■ Exercise aim:
Write out all the lines again, precisely as they stand, but without the images.
# START OF Supplied data
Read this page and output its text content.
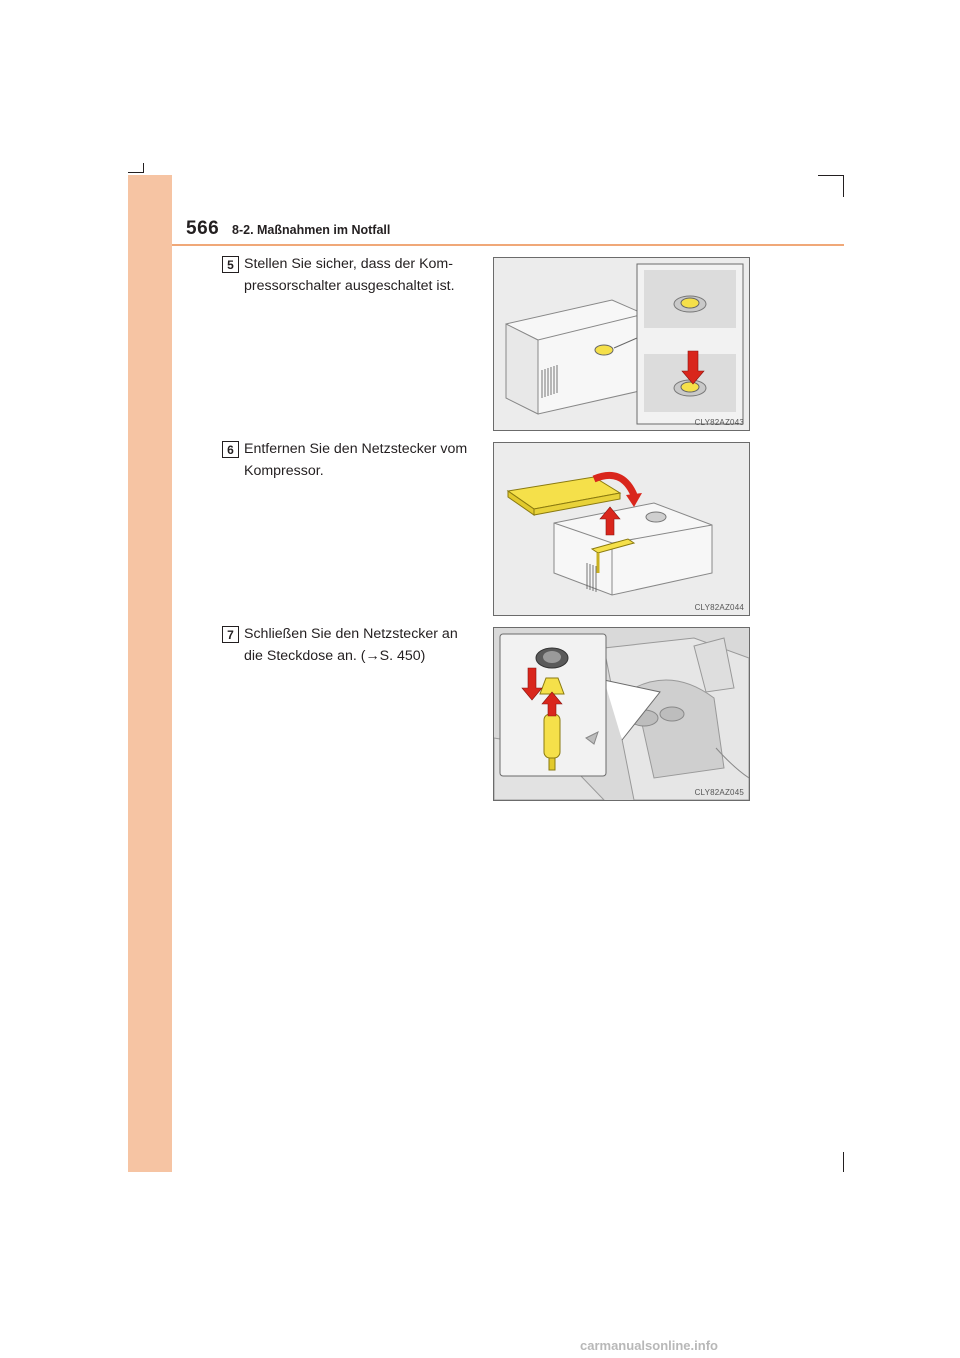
566 8-2. Maßnahmen im Notfall
5 Stellen Sie sicher, dass der Kom-
pressorschalter ausgeschaltet ist.
CLY82AZ043
6 Entfernen Sie den Netzstecker vom
Kompressor.
CLY82AZ044
7 Schließen Sie den Netzstecker an
die Steckdose an. (→S. 450)
CLY82AZ045
carmanualsonline.info
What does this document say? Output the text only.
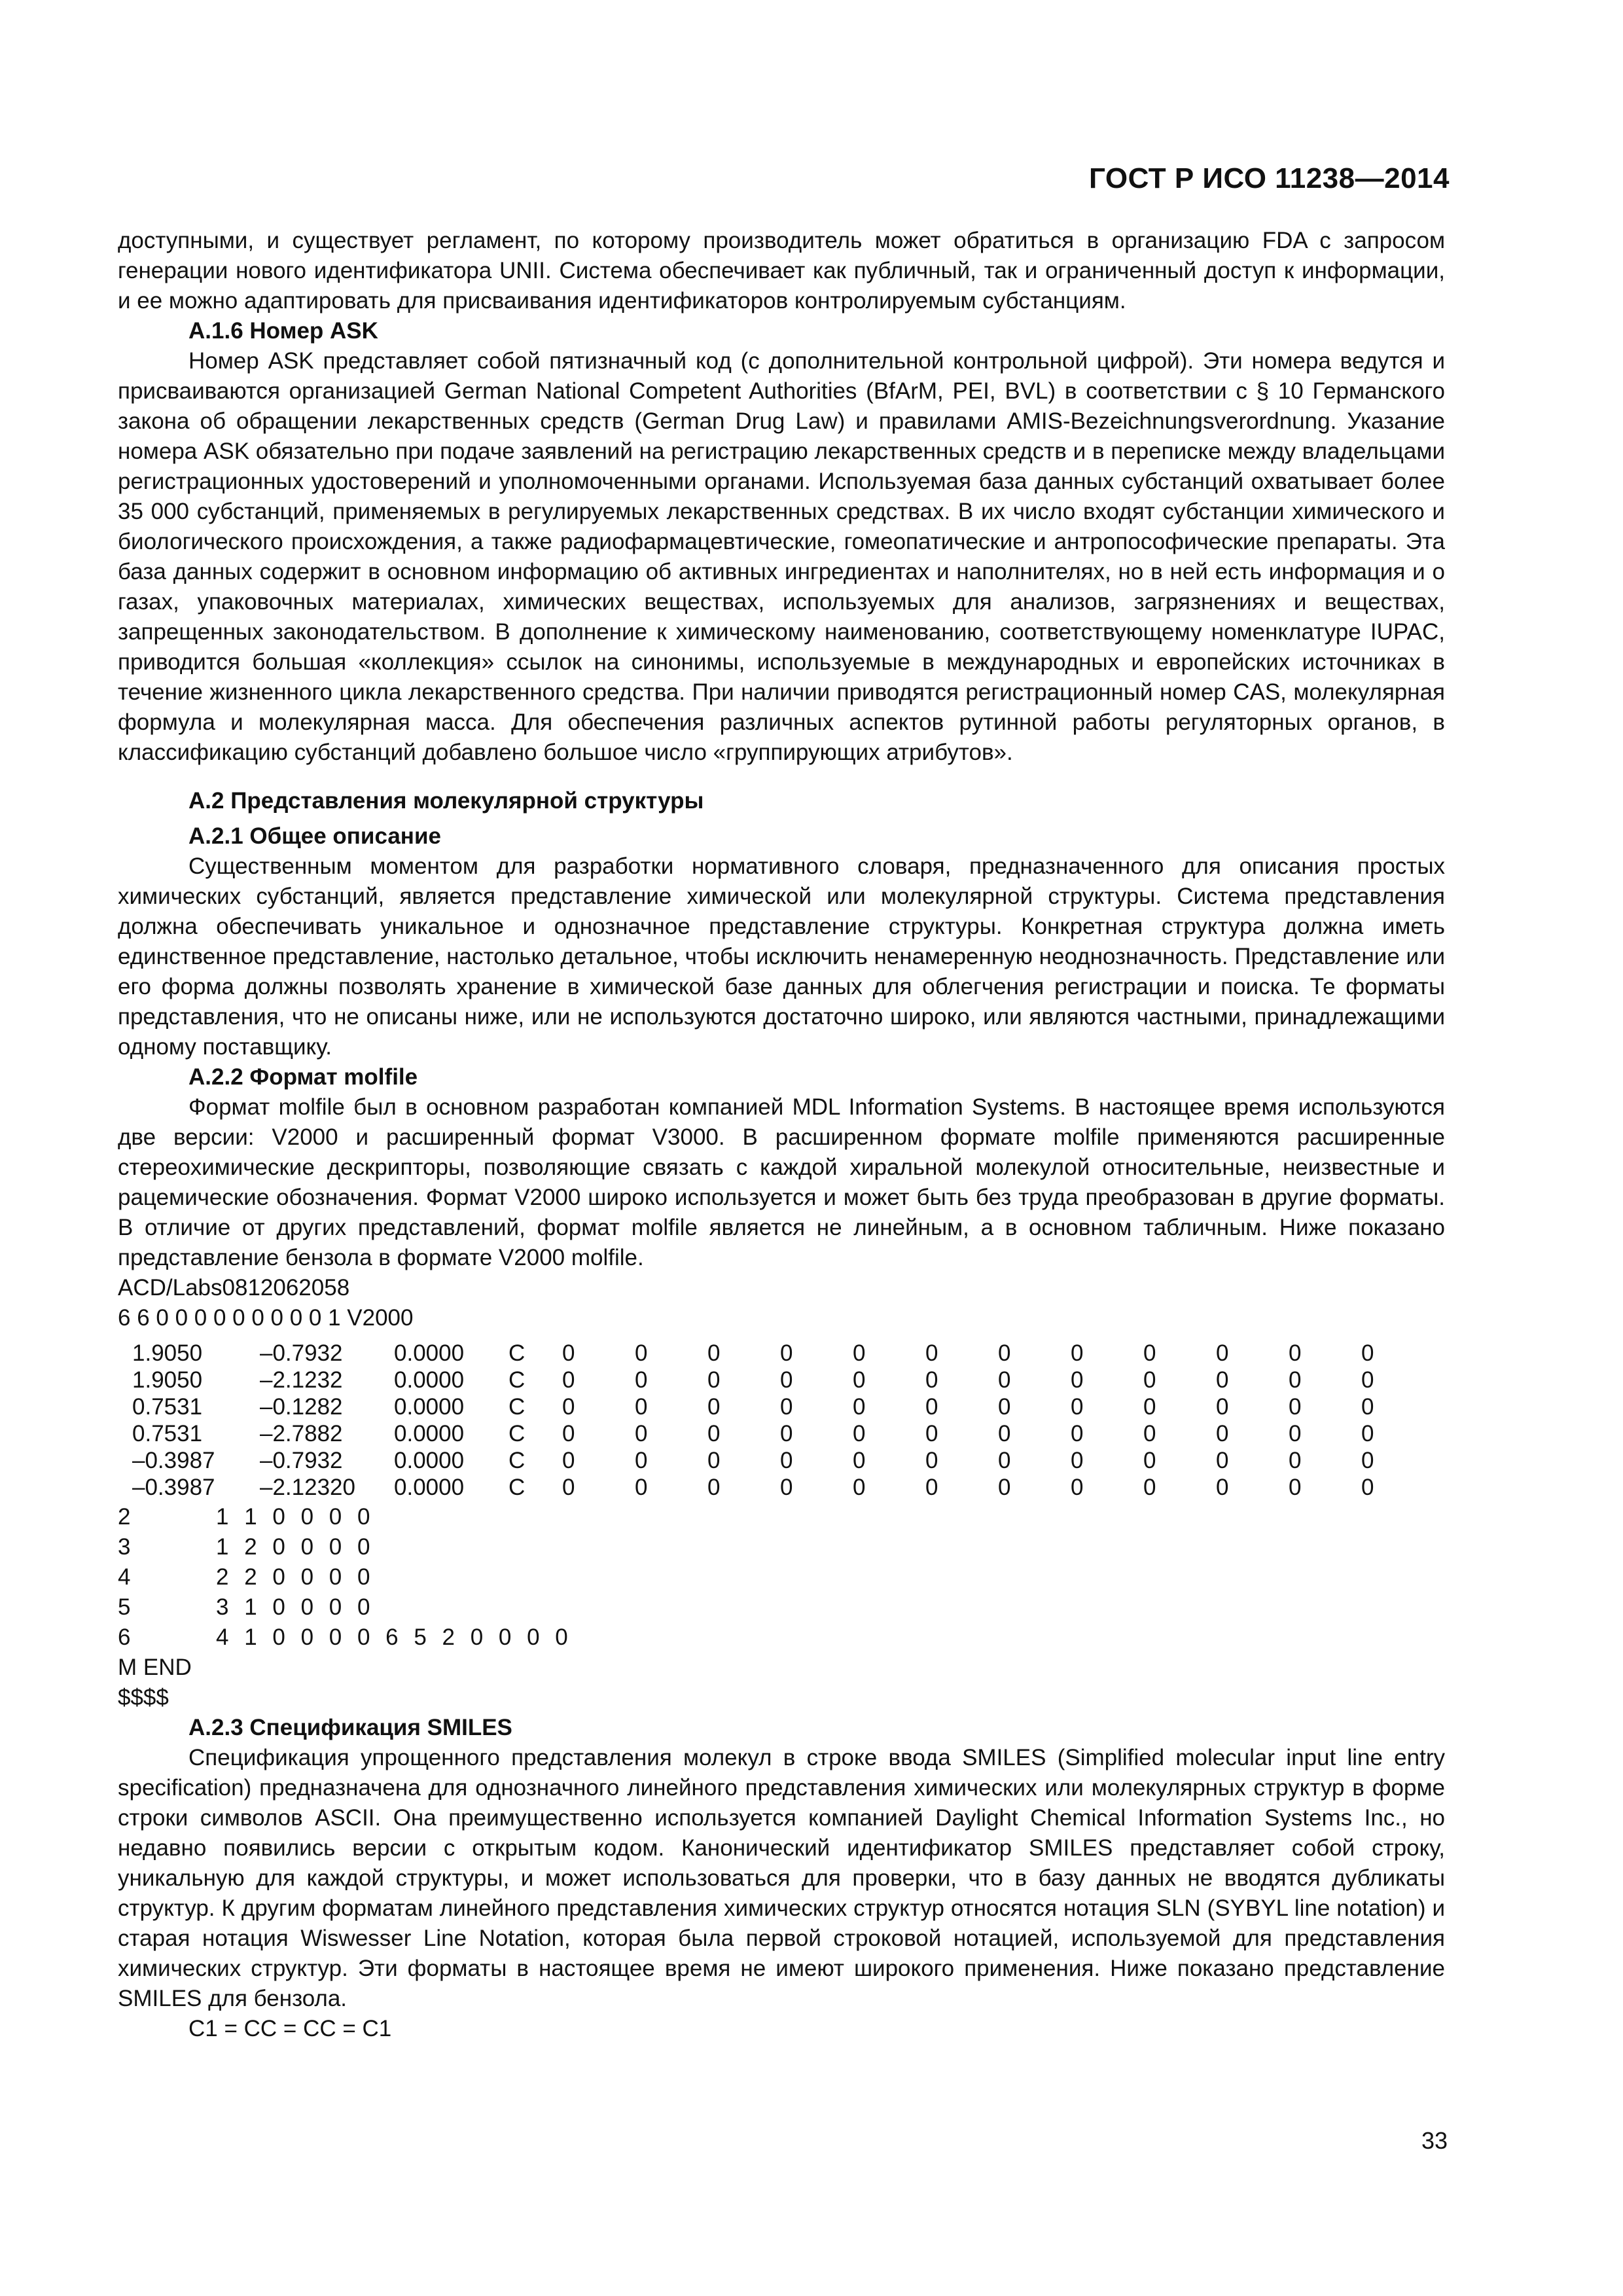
ГОСТ Р ИСО 11238—2014

доступными, и существует регламент, по которому производитель может обратиться в организацию FDA с запросом генерации нового идентификатора UNII. Система обеспечивает как публичный, так и ограниченный доступ к информации, и ее можно адаптировать для присваивания идентификаторов контролируемым субстанциям.

А.1.6 Номер ASK

Номер ASK представляет собой пятизначный код (с дополнительной контрольной цифрой). Эти номера ведутся и присваиваются организацией German National Competent Authorities (BfArM, PEI, BVL) в соответствии с § 10 Германского закона об обращении лекарственных средств (German Drug Law) и правилами AMIS-Bezeichnungsverordnung. Указание номера ASK обязательно при подаче заявлений на регистрацию лекарственных средств и в переписке между владельцами регистрационных удостоверений и уполномоченными органами. Используемая база данных субстанций охватывает более 35 000 субстанций, применяемых в регулируемых лекарственных средствах. В их число входят субстанции химического и биологического происхождения, а также радиофармацевтические, гомеопатические и антропософические препараты. Эта база данных содержит в основном информацию об активных ингредиентах и наполнителях, но в ней есть информация и о газах, упаковочных материалах, химических веществах, используемых для анализов, загрязнениях и веществах, запрещенных законодательством. В дополнение к химическому наименованию, соответствующему номенклатуре IUPAC, приводится большая «коллекция» ссылок на синонимы, используемые в международных и европейских источниках в течение жизненного цикла лекарственного средства. При наличии приводятся регистрационный номер CAS, молекулярная формула и молекулярная масса. Для обеспечения различных аспектов рутинной работы регуляторных органов, в классификацию субстанций добавлено большое число «группирующих атрибутов».

А.2 Представления молекулярной структуры

А.2.1 Общее описание

Существенным моментом для разработки нормативного словаря, предназначенного для описания простых химических субстанций, является представление химической или молекулярной структуры. Система представления должна обеспечивать уникальное и однозначное представление структуры. Конкретная структура должна иметь единственное представление, настолько детальное, чтобы исключить ненамеренную неоднозначность. Представление или его форма должны позволять хранение в химической базе данных для облегчения регистрации и поиска. Те форматы представления, что не описаны ниже, или не используются достаточно широко, или являются частными, принадлежащими одному поставщику.

А.2.2 Формат molfile

Формат molfile был в основном разработан компанией MDL Information Systems. В настоящее время используются две версии: V2000 и расширенный формат V3000. В расширенном формате molfile применяются расширенные стереохимические дескрипторы, позволяющие связать с каждой хиральной молекулой относительные, неизвестные и рацемические обозначения. Формат V2000 широко используется и может быть без труда преобразован в другие форматы. В отличие от других представлений, формат molfile является не линейным, а в основном табличным. Ниже показано представление бензола в формате V2000 molfile.

ACD/Labs0812062058

6 6 0 0 0 0 0 0 0 0 0 1 V2000

1.9050	–0.7932	0.0000	C	0	0	0	0	0	0	0	0	0	0	0	0
1.9050	–2.1232	0.0000	C	0	0	0	0	0	0	0	0	0	0	0	0
0.7531	–0.1282	0.0000	C	0	0	0	0	0	0	0	0	0	0	0	0
0.7531	–2.7882	0.0000	C	0	0	0	0	0	0	0	0	0	0	0	0
–0.3987	–0.7932	0.0000	C	0	0	0	0	0	0	0	0	0	0	0	0
–0.3987	–2.12320	0.0000	C	0	0	0	0	0	0	0	0	0	0	0	0
2	1 1 0 0 0 0
3	1 2 0 0 0 0
4	2 2 0 0 0 0
5	3 1 0 0 0 0
6	4 1 0 0 0 0 6 5 2 0 0 0 0

M END

$$$$

А.2.3 Спецификация SMILES

Спецификация упрощенного представления молекул в строке ввода SMILES (Simplified molecular input line entry specification) предназначена для однозначного линейного представления химических или молекулярных структур в форме строки символов ASCII. Она преимущественно используется компанией Daylight Chemical Information Systems Inc., но недавно появились версии с открытым кодом. Канонический идентификатор SMILES представляет собой строку, уникальную для каждой структуры, и может использоваться для проверки, что в базу данных не вводятся дубликаты структур. К другим форматам линейного представления химических структур относятся нотация SLN (SYBYL line notation) и старая нотация Wiswesser Line Notation, которая была первой строковой нотацией, используемой для представления химических структур. Эти форматы в настоящее время не имеют широкого применения. Ниже показано представление SMILES для бензола.

C1 = CC = CC = C1

33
# END OF Supplied data
■ Answer for the task:
Read this page and output its text content.
566 8-2. Maßnahmen im Notfall
5 Stellen Sie sicher, dass der Kom-
pressorschalter ausgeschaltet ist.
CLY82AZ043
6 Entfernen Sie den Netzstecker vom
Kompressor.
CLY82AZ044
7 Schließen Sie den Netzstecker an
die Steckdose an. (→S. 450)
CLY82AZ045
carmanualsonline.info
What does this document say? Output the text only.
ГОСТ Р ИСО 11238—2014

доступными, и существует регламент, по которому производитель может обратиться в организацию FDA с запросом генерации нового идентификатора UNII. Система обеспечивает как публичный, так и ограниченный доступ к информации, и ее можно адаптировать для присваивания идентификаторов контролируемым субстанциям.

А.1.6 Номер ASK

Номер ASK представляет собой пятизначный код (с дополнительной контрольной цифрой). Эти номера ведутся и присваиваются организацией German National Competent Authorities (BfArM, PEI, BVL) в соответствии с § 10 Германского закона об обращении лекарственных средств (German Drug Law) и правилами AMIS-Bezeichnungsverordnung. Указание номера ASK обязательно при подаче заявлений на регистрацию лекарственных средств и в переписке между владельцами регистрационных удостоверений и уполномоченными органами. Используемая база данных субстанций охватывает более 35 000 субстанций, применяемых в регулируемых лекарственных средствах. В их число входят субстанции химического и биологического происхождения, а также радиофармацевтические, гомеопатические и антропософические препараты. Эта база данных содержит в основном информацию об активных ингредиентах и наполнителях, но в ней есть информация и о газах, упаковочных материалах, химических веществах, используемых для анализов, загрязнениях и веществах, запрещенных законодательством. В дополнение к химическому наименованию, соответствующему номенклатуре IUPAC, приводится большая «коллекция» ссылок на синонимы, используемые в международных и европейских источниках в течение жизненного цикла лекарственного средства. При наличии приводятся регистрационный номер CAS, молекулярная формула и молекулярная масса. Для обеспечения различных аспектов рутинной работы регуляторных органов, в классификацию субстанций добавлено большое число «группирующих атрибутов».

А.2 Представления молекулярной структуры

А.2.1 Общее описание

Существенным моментом для разработки нормативного словаря, предназначенного для описания простых химических субстанций, является представление химической или молекулярной структуры. Система представления должна обеспечивать уникальное и однозначное представление структуры. Конкретная структура должна иметь единственное представление, настолько детальное, чтобы исключить ненамеренную неоднозначность. Представление или его форма должны позволять хранение в химической базе данных для облегчения регистрации и поиска. Те форматы представления, что не описаны ниже, или не используются достаточно широко, или являются частными, принадлежащими одному поставщику.

А.2.2 Формат molfile

Формат molfile был в основном разработан компанией MDL Information Systems. В настоящее время используются две версии: V2000 и расширенный формат V3000. В расширенном формате molfile применяются расширенные стереохимические дескрипторы, позволяющие связать с каждой хиральной молекулой относительные, неизвестные и рацемические обозначения. Формат V2000 широко используется и может быть без труда преобразован в другие форматы. В отличие от других представлений, формат molfile является не линейным, а в основном табличным. Ниже показано представление бензола в формате V2000 molfile.

ACD/Labs0812062058

6 6 0 0 0 0 0 0 0 0 0 1 V2000

1.9050	–0.7932	0.0000	C	0	0	0	0	0	0	0	0	0	0	0	0
1.9050	–2.1232	0.0000	C	0	0	0	0	0	0	0	0	0	0	0	0
0.7531	–0.1282	0.0000	C	0	0	0	0	0	0	0	0	0	0	0	0
0.7531	–2.7882	0.0000	C	0	0	0	0	0	0	0	0	0	0	0	0
–0.3987	–0.7932	0.0000	C	0	0	0	0	0	0	0	0	0	0	0	0
–0.3987	–2.12320	0.0000	C	0	0	0	0	0	0	0	0	0	0	0	0
2	1 1 0 0 0 0
3	1 2 0 0 0 0
4	2 2 0 0 0 0
5	3 1 0 0 0 0
6	4 1 0 0 0 0 6 5 2 0 0 0 0

M END

$$$$

А.2.3 Спецификация SMILES

Спецификация упрощенного представления молекул в строке ввода SMILES (Simplified molecular input line entry specification) предназначена для однозначного линейного представления химических или молекулярных структур в форме строки символов ASCII. Она преимущественно используется компанией Daylight Chemical Information Systems Inc., но недавно появились версии с открытым кодом. Канонический идентификатор SMILES представляет собой строку, уникальную для каждой структуры, и может использоваться для проверки, что в базу данных не вводятся дубликаты структур. К другим форматам линейного представления химических структур относятся нотация SLN (SYBYL line notation) и старая нотация Wiswesser Line Notation, которая была первой строковой нотацией, используемой для представления химических структур. Эти форматы в настоящее время не имеют широкого применения. Ниже показано представление SMILES для бензола.

C1 = CC = CC = C1

33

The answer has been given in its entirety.